> **What you should do**
Omit all images. Transcribe the rest of the material below exactly.

> **Record set**
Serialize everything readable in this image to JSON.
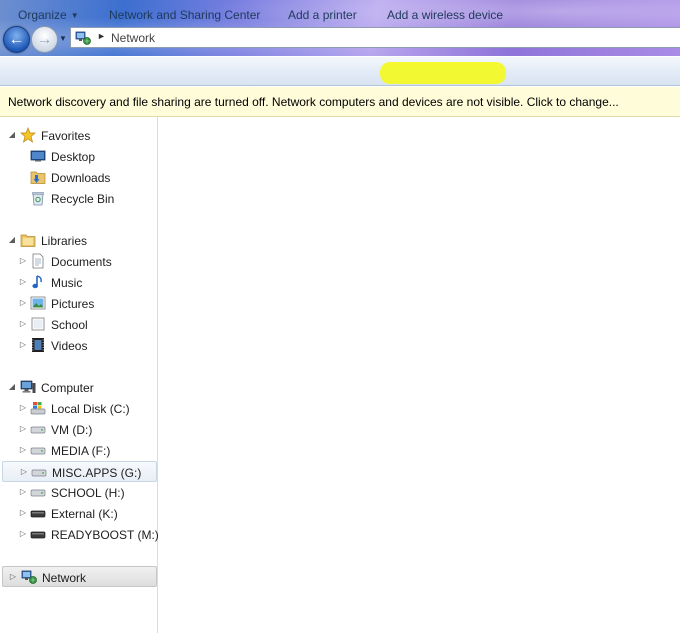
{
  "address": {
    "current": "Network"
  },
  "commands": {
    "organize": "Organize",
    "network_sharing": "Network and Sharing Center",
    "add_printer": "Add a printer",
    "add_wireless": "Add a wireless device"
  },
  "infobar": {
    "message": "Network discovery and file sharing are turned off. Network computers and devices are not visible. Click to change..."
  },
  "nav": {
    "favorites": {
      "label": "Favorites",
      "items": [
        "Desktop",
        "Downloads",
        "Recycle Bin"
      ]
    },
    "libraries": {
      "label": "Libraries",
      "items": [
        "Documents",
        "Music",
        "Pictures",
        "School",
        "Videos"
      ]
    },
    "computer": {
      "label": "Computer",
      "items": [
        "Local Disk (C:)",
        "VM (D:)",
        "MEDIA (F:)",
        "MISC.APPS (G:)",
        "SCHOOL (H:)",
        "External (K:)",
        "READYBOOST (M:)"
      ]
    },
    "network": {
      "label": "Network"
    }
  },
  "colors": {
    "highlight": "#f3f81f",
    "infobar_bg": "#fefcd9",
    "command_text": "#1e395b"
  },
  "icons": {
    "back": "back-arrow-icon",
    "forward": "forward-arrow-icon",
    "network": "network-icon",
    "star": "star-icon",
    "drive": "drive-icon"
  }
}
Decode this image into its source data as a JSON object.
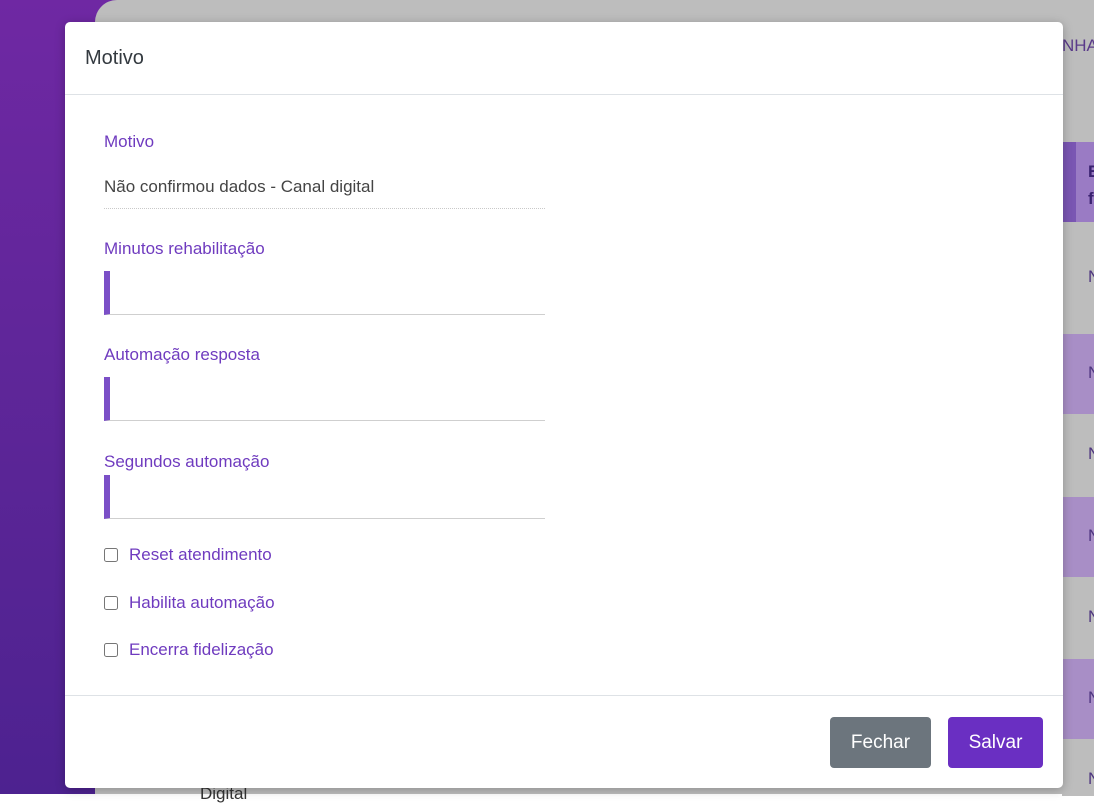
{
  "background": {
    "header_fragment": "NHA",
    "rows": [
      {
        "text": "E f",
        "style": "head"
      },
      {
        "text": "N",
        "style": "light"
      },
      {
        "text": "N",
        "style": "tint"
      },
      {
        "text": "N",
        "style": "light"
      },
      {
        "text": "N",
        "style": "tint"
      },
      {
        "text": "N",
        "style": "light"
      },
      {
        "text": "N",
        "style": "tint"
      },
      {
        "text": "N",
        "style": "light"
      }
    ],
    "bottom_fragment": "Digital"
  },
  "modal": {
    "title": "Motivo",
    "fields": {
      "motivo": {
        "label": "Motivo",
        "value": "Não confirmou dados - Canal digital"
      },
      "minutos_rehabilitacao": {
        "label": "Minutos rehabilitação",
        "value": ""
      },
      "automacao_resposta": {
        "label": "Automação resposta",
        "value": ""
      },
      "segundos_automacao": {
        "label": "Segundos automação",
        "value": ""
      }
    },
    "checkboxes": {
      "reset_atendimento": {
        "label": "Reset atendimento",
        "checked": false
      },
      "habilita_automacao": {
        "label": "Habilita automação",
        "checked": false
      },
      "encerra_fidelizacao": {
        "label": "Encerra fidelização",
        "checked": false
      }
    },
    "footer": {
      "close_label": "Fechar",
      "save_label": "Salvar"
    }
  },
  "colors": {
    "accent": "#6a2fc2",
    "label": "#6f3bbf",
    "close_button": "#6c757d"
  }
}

> **Solution for this task**
Serialize everything readable in this image to JSON.
{
  "address": {
    "current": "Network"
  },
  "commands": {
    "organize": "Organize",
    "network_sharing": "Network and Sharing Center",
    "add_printer": "Add a printer",
    "add_wireless": "Add a wireless device"
  },
  "infobar": {
    "message": "Network discovery and file sharing are turned off. Network computers and devices are not visible. Click to change..."
  },
  "nav": {
    "favorites": {
      "label": "Favorites",
      "items": [
        "Desktop",
        "Downloads",
        "Recycle Bin"
      ]
    },
    "libraries": {
      "label": "Libraries",
      "items": [
        "Documents",
        "Music",
        "Pictures",
        "School",
        "Videos"
      ]
    },
    "computer": {
      "label": "Computer",
      "items": [
        "Local Disk (C:)",
        "VM (D:)",
        "MEDIA (F:)",
        "MISC.APPS (G:)",
        "SCHOOL (H:)",
        "External (K:)",
        "READYBOOST (M:)"
      ]
    },
    "network": {
      "label": "Network"
    }
  },
  "colors": {
    "highlight": "#f3f81f",
    "infobar_bg": "#fefcd9",
    "command_text": "#1e395b"
  },
  "icons": {
    "back": "back-arrow-icon",
    "forward": "forward-arrow-icon",
    "network": "network-icon",
    "star": "star-icon",
    "drive": "drive-icon"
  }
}
Decode this image into its source data as a JSON object.
{
  "background": {
    "header_fragment": "NHA",
    "rows": [
      {
        "text": "E f",
        "style": "head"
      },
      {
        "text": "N",
        "style": "light"
      },
      {
        "text": "N",
        "style": "tint"
      },
      {
        "text": "N",
        "style": "light"
      },
      {
        "text": "N",
        "style": "tint"
      },
      {
        "text": "N",
        "style": "light"
      },
      {
        "text": "N",
        "style": "tint"
      },
      {
        "text": "N",
        "style": "light"
      }
    ],
    "bottom_fragment": "Digital"
  },
  "modal": {
    "title": "Motivo",
    "fields": {
      "motivo": {
        "label": "Motivo",
        "value": "Não confirmou dados - Canal digital"
      },
      "minutos_rehabilitacao": {
        "label": "Minutos rehabilitação",
        "value": ""
      },
      "automacao_resposta": {
        "label": "Automação resposta",
        "value": ""
      },
      "segundos_automacao": {
        "label": "Segundos automação",
        "value": ""
      }
    },
    "checkboxes": {
      "reset_atendimento": {
        "label": "Reset atendimento",
        "checked": false
      },
      "habilita_automacao": {
        "label": "Habilita automação",
        "checked": false
      },
      "encerra_fidelizacao": {
        "label": "Encerra fidelização",
        "checked": false
      }
    },
    "footer": {
      "close_label": "Fechar",
      "save_label": "Salvar"
    }
  },
  "colors": {
    "accent": "#6a2fc2",
    "label": "#6f3bbf",
    "close_button": "#6c757d"
  }
}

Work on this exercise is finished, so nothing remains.